> **What to do**: Put each line of the listing below into a Markdown table with the columns "Row" and "Listing line." Number the rows in order and leave out blank lines.

## start Records supplied

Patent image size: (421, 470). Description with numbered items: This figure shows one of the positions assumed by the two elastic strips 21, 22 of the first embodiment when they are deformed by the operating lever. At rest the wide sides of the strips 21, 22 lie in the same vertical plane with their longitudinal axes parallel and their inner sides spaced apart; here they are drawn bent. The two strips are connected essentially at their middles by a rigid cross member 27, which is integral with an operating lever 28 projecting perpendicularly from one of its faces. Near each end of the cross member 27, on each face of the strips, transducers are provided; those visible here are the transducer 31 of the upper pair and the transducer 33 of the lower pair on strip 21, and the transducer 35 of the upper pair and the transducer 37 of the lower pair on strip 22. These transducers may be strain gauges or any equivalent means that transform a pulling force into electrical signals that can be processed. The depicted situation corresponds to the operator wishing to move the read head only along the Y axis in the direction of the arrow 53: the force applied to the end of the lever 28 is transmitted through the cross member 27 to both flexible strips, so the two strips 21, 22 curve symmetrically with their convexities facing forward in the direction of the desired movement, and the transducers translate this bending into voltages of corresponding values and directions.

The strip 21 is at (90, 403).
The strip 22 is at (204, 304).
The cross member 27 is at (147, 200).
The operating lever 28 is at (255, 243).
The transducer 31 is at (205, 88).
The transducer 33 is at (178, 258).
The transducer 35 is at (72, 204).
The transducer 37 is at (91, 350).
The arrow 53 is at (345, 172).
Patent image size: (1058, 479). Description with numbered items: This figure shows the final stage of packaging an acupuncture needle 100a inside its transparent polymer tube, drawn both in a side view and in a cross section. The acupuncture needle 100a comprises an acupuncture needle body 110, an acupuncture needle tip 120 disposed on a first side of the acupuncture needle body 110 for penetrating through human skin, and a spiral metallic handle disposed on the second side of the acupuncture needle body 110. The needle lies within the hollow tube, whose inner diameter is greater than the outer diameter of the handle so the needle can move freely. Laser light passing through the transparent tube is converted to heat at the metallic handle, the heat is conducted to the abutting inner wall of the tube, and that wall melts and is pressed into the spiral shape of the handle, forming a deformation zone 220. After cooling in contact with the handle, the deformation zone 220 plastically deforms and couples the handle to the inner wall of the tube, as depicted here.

## end Records supplied

> **Reply**:
| Row | Listing line |
|---|---|
| 1 | Patent image size: (421, 470). Description with numbered items: This figure shows one of the positions assumed by the two elastic strips 21, 22 of the first embodiment when they are deformed by the operating lever. At rest the wide sides of the strips 21, 22 lie in the same vertical plane with their longitudinal axes parallel and their inner sides spaced apart; here they are drawn bent. The two strips are connected essentially at their middles by a rigid cross member 27, which is integral with an operating lever 28 projecting perpendicularly from one of its faces. Near each end of the cross member 27, on each face of the strips, transducers are provided; those visible here are the transducer 31 of the upper pair and the transducer 33 of the lower pair on strip 21, and the transducer 35 of the upper pair and the transducer 37 of the lower pair on strip 22. These transducers may be strain gauges or any equivalent means that transform a pulling force into electrical signals that can be processed. The depicted situation corresponds to the operator wishing to move the read head only along the Y axis in the direction of the arrow 53: the force applied to the end of the lever 28 is transmitted through the cross member 27 to both flexible strips, so the two strips 21, 22 curve symmetrically with their convexities facing forward in the direction of the desired movement, and the transducers translate this bending into voltages of corresponding values and directions. |
| 2 | The strip 21 is at (90, 403). |
| 3 | The strip 22 is at (204, 304). |
| 4 | The cross member 27 is at (147, 200). |
| 5 | The operating lever 28 is at (255, 243). |
| 6 | The transducer 31 is at (205, 88). |
| 7 | The transducer 33 is at (178, 258). |
| 8 | The transducer 35 is at (72, 204). |
| 9 | The transducer 37 is at (91, 350). |
| 10 | The arrow 53 is at (345, 172). |
| 11 | Patent image size: (1058, 479). Description with numbered items: This figure shows the final stage of packaging an acupuncture needle 100a inside its transparent polymer tube, drawn both in a side view and in a cross section. The acupuncture needle 100a comprises an acupuncture needle body 110, an acupuncture needle tip 120 disposed on a first side of the acupuncture needle body 110 for penetrating through human skin, and a spiral metallic handle disposed on the second side of the acupuncture needle body 110. The needle lies within the hollow tube, whose inner diameter is greater than the outer diameter of the handle so the needle can move freely. Laser light passing through the transparent tube is converted to heat at the metallic handle, the heat is conducted to the abutting inner wall of the tube, and that wall melts and is pressed into the spiral shape of the handle, forming a deformation zone 220. After cooling in contact with the handle, the deformation zone 220 plastically deforms and couples the handle to the inner wall of the tube, as depicted here. |